# YOUR GOAL
Exactly reproduce the lines from the line containing "Extract the structured" to the end of the data below, inclusive, and nothing else.

# Data items
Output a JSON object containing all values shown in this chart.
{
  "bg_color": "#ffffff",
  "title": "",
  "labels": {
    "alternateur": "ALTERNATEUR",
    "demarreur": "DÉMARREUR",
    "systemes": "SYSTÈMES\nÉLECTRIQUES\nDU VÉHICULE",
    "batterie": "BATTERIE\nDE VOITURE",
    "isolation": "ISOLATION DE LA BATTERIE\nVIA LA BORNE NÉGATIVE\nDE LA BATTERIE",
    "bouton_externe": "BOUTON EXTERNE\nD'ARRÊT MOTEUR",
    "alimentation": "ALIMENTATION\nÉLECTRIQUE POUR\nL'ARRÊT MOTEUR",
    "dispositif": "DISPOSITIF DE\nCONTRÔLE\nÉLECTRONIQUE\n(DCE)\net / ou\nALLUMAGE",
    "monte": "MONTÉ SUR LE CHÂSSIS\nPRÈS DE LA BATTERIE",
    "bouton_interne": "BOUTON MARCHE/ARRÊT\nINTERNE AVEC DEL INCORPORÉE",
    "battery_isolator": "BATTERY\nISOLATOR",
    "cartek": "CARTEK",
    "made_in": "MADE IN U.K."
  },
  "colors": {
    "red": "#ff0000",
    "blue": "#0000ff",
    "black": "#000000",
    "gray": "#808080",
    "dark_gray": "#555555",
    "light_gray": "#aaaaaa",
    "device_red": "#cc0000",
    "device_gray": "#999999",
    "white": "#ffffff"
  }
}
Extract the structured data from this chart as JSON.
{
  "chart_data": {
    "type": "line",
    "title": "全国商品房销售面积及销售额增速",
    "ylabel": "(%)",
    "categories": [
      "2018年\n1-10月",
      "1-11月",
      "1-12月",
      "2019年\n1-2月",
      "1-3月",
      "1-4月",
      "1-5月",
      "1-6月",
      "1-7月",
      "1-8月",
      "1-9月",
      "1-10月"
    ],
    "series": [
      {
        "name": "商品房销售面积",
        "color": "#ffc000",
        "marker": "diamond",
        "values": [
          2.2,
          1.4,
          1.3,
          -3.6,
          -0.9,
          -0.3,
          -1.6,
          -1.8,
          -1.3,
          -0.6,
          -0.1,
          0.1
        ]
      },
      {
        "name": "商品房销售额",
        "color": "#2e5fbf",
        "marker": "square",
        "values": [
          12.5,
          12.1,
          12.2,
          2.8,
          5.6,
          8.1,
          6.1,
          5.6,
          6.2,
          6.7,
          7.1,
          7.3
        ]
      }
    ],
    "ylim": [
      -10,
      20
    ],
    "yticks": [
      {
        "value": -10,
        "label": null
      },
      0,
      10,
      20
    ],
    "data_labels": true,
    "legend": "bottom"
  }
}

# OUTPUT
Extract the structured data from this chart as JSON.
{
  "chart_data": {
    "type": "line",
    "title": "全国商品房销售面积及销售额增速",
    "ylabel": "(%)",
    "categories": [
      "2018年\n1-10月",
      "1-11月",
      "1-12月",
      "2019年\n1-2月",
      "1-3月",
      "1-4月",
      "1-5月",
      "1-6月",
      "1-7月",
      "1-8月",
      "1-9月",
      "1-10月"
    ],
    "series": [
      {
        "name": "商品房销售面积",
        "color": "#ffc000",
        "marker": "diamond",
        "values": [
          2.2,
          1.4,
          1.3,
          -3.6,
          -0.9,
          -0.3,
          -1.6,
          -1.8,
          -1.3,
          -0.6,
          -0.1,
          0.1
        ]
      },
      {
        "name": "商品房销售额",
        "color": "#2e5fbf",
        "marker": "square",
        "values": [
          12.5,
          12.1,
          12.2,
          2.8,
          5.6,
          8.1,
          6.1,
          5.6,
          6.2,
          6.7,
          7.1,
          7.3
        ]
      }
    ],
    "ylim": [
      -10,
      20
    ],
    "yticks": [
      {
        "value": -10,
        "label": null
      },
      0,
      10,
      20
    ],
    "data_labels": true,
    "legend": "bottom"
  }
}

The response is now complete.